Transcribe the material in full, exactly as written.
>>>>>
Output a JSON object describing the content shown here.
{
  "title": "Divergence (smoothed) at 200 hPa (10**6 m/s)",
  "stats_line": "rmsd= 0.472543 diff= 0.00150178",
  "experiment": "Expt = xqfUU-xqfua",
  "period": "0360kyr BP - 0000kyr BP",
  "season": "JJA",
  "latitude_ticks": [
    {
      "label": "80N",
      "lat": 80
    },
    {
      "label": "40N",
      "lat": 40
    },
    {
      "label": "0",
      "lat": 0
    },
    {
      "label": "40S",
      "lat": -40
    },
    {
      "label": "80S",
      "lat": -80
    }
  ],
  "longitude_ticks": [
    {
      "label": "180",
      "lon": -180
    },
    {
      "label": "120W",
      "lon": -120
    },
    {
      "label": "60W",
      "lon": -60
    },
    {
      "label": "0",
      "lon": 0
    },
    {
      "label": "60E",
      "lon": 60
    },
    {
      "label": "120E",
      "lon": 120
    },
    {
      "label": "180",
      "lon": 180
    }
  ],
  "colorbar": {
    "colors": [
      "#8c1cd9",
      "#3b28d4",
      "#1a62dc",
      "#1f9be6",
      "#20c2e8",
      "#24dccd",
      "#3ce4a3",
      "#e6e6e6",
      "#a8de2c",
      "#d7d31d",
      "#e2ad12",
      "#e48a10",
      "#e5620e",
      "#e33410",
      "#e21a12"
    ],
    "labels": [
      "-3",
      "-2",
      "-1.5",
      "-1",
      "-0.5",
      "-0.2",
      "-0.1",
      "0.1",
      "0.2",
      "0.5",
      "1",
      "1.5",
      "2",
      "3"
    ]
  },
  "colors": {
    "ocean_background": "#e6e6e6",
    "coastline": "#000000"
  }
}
<<<<<
> RESPONSE:
Output a JSON object describing the content shown here.
{
  "title": "Divergence (smoothed) at 200 hPa (10**6 m/s)",
  "stats_line": "rmsd= 0.472543 diff= 0.00150178",
  "experiment": "Expt = xqfUU-xqfua",
  "period": "0360kyr BP - 0000kyr BP",
  "season": "JJA",
  "latitude_ticks": [
    {
      "label": "80N",
      "lat": 80
    },
    {
      "label": "40N",
      "lat": 40
    },
    {
      "label": "0",
      "lat": 0
    },
    {
      "label": "40S",
      "lat": -40
    },
    {
      "label": "80S",
      "lat": -80
    }
  ],
  "longitude_ticks": [
    {
      "label": "180",
      "lon": -180
    },
    {
      "label": "120W",
      "lon": -120
    },
    {
      "label": "60W",
      "lon": -60
    },
    {
      "label": "0",
      "lon": 0
    },
    {
      "label": "60E",
      "lon": 60
    },
    {
      "label": "120E",
      "lon": 120
    },
    {
      "label": "180",
      "lon": 180
    }
  ],
  "colorbar": {
    "colors": [
      "#8c1cd9",
      "#3b28d4",
      "#1a62dc",
      "#1f9be6",
      "#20c2e8",
      "#24dccd",
      "#3ce4a3",
      "#e6e6e6",
      "#a8de2c",
      "#d7d31d",
      "#e2ad12",
      "#e48a10",
      "#e5620e",
      "#e33410",
      "#e21a12"
    ],
    "labels": [
      "-3",
      "-2",
      "-1.5",
      "-1",
      "-0.5",
      "-0.2",
      "-0.1",
      "0.1",
      "0.2",
      "0.5",
      "1",
      "1.5",
      "2",
      "3"
    ]
  },
  "colors": {
    "ocean_background": "#e6e6e6",
    "coastline": "#000000"
  }
}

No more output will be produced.